▸ **PAGE**:

+ + + + + + +

CmdProgram#

Fully qualified name: cupva::CmdProgram

Defined in src/host/cpp_api/include/cupva_host.hpp

class CmdProgram : public cupva::BaseCmd #

Basic unit of work for submission to the PVA engine.

This object combines the following specifications into a unit of work for the PVA engine:

cupva::Executable
Parameter configuration (requires Executable to be specified)
Dataflow configuration

Specifying Executable is optional. This allows user to submit a CmdProgram which only executes DMA operations. If cupva::Executable is specified, user must ensure it remains in a fully constructed and valid state for the greater of (a) lifetime of the CmdProgram object and (b) the duration that the CmdProgram may be executing on the PVA device.

Public Functions

CmdProgram() noexcept#

Construct a default object of CmdProgram.

+ + + + + + +

▸ **DATA EXCERPTS**:
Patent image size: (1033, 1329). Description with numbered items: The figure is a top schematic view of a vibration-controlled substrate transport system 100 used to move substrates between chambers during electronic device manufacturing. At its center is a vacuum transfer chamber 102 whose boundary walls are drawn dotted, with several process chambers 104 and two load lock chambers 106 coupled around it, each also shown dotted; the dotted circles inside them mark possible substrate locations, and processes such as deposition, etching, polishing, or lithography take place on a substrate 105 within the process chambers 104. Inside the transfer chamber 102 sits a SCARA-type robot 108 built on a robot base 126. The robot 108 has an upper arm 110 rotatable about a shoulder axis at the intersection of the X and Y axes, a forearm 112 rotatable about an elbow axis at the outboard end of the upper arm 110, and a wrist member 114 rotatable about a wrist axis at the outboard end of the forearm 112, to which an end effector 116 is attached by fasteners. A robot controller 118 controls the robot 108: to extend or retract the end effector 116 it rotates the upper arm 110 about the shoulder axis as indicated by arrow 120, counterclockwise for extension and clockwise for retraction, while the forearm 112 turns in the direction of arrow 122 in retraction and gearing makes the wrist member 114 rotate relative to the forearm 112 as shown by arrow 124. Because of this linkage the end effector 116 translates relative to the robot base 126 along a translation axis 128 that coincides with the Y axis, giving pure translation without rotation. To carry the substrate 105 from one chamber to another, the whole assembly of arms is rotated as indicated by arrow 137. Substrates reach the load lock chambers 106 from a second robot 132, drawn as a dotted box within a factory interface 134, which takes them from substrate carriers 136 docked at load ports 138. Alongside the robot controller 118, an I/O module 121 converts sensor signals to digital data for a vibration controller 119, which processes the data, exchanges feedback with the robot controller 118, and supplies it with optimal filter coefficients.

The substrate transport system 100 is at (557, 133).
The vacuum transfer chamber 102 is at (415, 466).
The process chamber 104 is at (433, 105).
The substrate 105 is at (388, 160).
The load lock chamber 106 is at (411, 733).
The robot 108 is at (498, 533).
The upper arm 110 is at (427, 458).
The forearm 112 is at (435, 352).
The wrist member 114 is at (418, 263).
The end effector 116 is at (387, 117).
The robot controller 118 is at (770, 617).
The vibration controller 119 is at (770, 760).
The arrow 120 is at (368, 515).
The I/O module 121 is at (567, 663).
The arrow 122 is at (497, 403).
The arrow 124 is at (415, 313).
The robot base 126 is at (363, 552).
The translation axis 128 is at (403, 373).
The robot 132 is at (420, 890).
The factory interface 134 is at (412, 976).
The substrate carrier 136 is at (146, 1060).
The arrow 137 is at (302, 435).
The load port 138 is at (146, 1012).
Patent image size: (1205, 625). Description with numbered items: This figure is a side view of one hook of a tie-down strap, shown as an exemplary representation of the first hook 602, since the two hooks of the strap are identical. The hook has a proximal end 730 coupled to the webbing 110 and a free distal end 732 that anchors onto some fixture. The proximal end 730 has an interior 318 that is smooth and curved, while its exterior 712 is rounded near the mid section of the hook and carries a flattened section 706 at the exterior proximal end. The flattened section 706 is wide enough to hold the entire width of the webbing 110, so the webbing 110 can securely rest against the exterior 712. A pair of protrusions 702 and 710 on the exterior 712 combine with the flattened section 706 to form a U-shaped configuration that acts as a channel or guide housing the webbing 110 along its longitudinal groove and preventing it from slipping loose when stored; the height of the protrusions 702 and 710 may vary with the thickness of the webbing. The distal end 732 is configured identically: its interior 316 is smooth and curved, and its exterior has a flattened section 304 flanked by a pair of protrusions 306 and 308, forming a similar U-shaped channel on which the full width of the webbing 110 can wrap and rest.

+ + + + + + +

▸ **DIRECTIONS FOR THIS TASK**:
From the CmdProgram page, transcribe word for word the passage starting with "Fully qualified name: cupva::CmdProgram" and going on through "to be specified)".

▸ **REPLY TO THE EXERCISE**:
Fully qualified name: cupva::CmdProgram

Defined in src/host/cpp_api/include/cupva_host.hpp

class CmdProgram : public cupva::BaseCmd #

Basic unit of work for submission to the PVA engine.

This object combines the following specifications into a unit of work for the PVA engine:

cupva::Executable
Parameter configuration (requires Executable to be specified)